(Records from a dataset)
┌────────

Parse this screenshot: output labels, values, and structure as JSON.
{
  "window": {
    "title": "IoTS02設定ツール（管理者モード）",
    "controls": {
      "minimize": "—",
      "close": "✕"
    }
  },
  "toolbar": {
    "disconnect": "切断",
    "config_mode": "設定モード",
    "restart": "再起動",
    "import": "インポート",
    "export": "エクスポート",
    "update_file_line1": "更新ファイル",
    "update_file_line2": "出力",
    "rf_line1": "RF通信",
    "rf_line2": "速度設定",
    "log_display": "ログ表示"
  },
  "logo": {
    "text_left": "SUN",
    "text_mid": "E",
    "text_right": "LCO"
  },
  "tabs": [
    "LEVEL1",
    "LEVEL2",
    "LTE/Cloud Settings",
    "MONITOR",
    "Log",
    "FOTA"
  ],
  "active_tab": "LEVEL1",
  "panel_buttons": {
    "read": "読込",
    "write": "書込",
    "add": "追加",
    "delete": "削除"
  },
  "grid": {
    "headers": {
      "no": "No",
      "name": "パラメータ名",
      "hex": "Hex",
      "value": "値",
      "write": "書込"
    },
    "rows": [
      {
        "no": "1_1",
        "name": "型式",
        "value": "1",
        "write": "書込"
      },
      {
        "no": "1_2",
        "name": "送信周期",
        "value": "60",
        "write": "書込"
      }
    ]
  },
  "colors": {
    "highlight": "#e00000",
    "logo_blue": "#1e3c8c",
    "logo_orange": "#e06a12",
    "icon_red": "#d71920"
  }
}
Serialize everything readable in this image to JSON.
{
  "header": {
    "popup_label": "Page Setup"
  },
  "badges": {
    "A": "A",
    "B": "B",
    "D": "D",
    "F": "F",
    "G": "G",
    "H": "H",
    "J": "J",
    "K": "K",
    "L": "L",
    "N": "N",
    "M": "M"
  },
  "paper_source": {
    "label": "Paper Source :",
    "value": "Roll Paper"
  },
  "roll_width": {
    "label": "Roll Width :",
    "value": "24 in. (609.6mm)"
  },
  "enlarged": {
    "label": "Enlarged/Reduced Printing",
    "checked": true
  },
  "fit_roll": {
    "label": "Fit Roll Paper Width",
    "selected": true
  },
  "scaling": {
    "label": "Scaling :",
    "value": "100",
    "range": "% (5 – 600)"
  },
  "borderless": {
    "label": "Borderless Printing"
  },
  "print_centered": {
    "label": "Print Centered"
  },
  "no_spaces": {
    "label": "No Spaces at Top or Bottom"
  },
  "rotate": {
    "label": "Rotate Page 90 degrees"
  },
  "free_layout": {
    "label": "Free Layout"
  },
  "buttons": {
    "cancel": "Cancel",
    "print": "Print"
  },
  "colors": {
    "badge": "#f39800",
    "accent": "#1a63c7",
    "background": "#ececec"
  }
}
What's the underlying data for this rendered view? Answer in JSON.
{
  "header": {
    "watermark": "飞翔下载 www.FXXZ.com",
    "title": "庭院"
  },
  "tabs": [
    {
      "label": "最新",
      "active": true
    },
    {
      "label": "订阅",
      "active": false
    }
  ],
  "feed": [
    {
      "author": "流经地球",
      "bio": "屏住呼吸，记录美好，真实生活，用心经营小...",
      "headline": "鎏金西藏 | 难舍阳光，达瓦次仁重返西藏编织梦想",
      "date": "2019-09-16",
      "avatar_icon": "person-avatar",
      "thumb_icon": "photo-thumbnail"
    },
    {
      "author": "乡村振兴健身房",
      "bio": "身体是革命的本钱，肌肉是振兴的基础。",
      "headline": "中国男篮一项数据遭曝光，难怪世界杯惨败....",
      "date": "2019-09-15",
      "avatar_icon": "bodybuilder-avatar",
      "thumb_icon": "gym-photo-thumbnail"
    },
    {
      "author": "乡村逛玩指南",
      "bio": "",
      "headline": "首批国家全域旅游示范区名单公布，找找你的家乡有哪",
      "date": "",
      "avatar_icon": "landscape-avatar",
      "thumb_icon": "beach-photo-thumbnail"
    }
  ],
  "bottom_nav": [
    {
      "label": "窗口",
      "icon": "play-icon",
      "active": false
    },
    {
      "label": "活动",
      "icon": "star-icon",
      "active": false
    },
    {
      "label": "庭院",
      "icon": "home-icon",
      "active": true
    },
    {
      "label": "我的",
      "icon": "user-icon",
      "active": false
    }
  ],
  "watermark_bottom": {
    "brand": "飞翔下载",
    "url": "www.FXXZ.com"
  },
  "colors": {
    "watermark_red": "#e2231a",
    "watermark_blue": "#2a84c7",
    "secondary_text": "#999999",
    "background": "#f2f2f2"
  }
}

└────────

Write down the number of lines where the word "photo" appears, and nothing further.

Solution below: 3